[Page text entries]
------------------------------------
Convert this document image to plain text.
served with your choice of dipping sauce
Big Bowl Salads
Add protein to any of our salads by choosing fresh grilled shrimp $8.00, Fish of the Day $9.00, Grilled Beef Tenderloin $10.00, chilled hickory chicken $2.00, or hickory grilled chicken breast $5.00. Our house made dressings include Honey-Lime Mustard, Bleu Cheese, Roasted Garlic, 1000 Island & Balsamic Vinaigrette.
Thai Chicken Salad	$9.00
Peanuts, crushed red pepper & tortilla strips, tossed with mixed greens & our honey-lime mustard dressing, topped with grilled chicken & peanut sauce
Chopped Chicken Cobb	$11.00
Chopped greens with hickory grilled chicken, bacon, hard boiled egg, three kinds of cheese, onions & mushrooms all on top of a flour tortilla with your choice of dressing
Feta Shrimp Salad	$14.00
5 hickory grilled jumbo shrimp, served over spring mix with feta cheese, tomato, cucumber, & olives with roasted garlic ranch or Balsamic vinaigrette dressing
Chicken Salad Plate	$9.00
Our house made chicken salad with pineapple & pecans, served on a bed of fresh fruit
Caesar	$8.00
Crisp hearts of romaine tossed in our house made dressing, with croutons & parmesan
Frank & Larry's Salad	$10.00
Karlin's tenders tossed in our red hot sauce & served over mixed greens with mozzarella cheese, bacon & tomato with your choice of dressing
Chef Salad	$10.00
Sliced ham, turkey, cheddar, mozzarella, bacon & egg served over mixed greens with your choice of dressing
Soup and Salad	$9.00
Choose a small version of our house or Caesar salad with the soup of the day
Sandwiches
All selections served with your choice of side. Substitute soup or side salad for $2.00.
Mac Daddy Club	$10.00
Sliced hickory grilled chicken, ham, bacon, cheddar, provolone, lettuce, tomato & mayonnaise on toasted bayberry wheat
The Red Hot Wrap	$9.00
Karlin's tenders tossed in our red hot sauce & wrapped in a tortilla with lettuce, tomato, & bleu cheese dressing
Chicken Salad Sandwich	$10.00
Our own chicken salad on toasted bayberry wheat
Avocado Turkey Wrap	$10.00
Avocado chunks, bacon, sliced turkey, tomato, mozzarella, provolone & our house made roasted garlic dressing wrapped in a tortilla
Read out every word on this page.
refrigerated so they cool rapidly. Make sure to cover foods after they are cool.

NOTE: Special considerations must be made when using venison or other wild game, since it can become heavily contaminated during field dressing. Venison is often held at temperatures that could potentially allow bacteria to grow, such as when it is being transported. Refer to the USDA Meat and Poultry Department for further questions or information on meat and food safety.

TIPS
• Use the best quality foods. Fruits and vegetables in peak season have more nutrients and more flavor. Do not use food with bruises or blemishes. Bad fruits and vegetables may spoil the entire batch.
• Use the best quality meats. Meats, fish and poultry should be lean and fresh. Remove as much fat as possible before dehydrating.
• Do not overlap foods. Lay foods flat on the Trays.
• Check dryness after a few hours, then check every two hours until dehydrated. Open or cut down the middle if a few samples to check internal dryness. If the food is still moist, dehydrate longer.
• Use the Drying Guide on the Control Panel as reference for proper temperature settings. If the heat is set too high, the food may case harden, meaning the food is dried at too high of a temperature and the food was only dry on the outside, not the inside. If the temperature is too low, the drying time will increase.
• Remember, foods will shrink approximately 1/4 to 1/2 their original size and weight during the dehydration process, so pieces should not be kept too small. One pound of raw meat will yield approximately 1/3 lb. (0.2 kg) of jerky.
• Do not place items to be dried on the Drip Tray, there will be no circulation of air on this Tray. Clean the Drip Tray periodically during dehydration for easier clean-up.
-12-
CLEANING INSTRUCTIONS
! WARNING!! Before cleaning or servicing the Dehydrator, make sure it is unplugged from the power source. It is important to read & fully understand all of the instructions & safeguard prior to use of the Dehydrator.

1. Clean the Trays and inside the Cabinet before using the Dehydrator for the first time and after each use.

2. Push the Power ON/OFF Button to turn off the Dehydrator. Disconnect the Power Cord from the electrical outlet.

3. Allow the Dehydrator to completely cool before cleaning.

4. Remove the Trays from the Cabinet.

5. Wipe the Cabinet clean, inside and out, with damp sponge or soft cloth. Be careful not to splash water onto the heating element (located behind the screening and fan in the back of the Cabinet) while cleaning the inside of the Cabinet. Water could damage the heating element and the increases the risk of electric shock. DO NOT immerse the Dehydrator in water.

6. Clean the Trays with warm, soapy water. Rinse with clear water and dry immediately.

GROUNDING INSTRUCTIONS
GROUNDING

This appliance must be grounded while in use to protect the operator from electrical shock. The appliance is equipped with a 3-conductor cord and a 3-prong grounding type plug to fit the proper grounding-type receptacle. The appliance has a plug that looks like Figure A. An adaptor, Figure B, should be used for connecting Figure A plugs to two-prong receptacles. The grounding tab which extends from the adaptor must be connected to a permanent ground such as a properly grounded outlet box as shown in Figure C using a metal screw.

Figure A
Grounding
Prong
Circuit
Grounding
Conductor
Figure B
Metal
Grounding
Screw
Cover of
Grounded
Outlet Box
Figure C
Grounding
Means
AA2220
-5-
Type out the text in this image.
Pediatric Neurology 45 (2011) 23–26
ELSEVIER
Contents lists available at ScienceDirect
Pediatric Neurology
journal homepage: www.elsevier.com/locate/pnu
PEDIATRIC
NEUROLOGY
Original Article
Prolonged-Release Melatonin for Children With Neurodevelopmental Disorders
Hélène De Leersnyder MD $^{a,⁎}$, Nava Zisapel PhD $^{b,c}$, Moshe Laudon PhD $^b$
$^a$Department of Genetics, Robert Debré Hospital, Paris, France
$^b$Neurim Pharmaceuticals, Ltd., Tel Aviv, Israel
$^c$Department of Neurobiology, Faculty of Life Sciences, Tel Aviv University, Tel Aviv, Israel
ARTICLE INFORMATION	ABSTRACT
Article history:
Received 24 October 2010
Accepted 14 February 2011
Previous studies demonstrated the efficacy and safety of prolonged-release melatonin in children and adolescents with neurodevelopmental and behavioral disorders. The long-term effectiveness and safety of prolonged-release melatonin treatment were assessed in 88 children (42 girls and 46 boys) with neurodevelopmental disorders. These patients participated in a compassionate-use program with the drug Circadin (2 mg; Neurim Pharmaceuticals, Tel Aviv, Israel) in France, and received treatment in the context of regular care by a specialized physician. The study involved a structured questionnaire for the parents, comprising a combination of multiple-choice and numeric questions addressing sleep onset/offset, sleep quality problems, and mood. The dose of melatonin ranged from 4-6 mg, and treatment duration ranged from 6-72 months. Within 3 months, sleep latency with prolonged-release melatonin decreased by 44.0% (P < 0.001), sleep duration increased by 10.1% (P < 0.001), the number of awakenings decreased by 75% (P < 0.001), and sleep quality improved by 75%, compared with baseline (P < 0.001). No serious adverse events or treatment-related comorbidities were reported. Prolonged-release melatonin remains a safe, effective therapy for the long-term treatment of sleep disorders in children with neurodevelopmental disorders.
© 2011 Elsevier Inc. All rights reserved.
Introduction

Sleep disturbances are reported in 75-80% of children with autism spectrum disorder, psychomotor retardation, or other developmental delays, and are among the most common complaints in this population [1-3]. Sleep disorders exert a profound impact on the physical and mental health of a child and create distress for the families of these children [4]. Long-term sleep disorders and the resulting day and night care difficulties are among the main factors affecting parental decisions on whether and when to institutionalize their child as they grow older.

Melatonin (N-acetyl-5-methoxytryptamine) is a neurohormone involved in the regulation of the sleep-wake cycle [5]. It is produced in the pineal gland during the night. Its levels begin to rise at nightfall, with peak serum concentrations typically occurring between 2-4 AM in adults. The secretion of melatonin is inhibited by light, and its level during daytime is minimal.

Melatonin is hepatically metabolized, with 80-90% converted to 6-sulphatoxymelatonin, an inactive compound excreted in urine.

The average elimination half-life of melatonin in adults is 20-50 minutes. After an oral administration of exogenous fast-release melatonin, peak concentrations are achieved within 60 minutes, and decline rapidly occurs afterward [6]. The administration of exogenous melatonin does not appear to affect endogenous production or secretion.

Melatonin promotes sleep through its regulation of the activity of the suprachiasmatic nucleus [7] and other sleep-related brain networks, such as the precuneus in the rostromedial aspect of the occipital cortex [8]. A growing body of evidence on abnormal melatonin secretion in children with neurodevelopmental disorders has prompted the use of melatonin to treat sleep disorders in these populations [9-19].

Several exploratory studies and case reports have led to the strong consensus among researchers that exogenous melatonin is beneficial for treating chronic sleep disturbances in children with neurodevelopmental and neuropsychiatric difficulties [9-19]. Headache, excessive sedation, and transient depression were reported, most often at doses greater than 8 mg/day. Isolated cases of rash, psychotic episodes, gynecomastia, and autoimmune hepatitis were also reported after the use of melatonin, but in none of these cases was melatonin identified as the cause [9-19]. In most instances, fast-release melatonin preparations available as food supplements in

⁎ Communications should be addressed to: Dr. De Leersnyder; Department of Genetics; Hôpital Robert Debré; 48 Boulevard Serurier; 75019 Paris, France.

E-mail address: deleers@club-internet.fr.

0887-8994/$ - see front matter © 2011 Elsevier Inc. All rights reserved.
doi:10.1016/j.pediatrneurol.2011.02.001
------------------------------------
* **About this exercise**: Copy, from the data above, every line where the word "wheat" appears.

* **Solution to the problem**:
Sliced hickory grilled chicken, ham, bacon, cheddar, provolone, lettuce, tomato & mayonnaise on toasted bayberry wheat
Our own chicken salad on toasted bayberry wheat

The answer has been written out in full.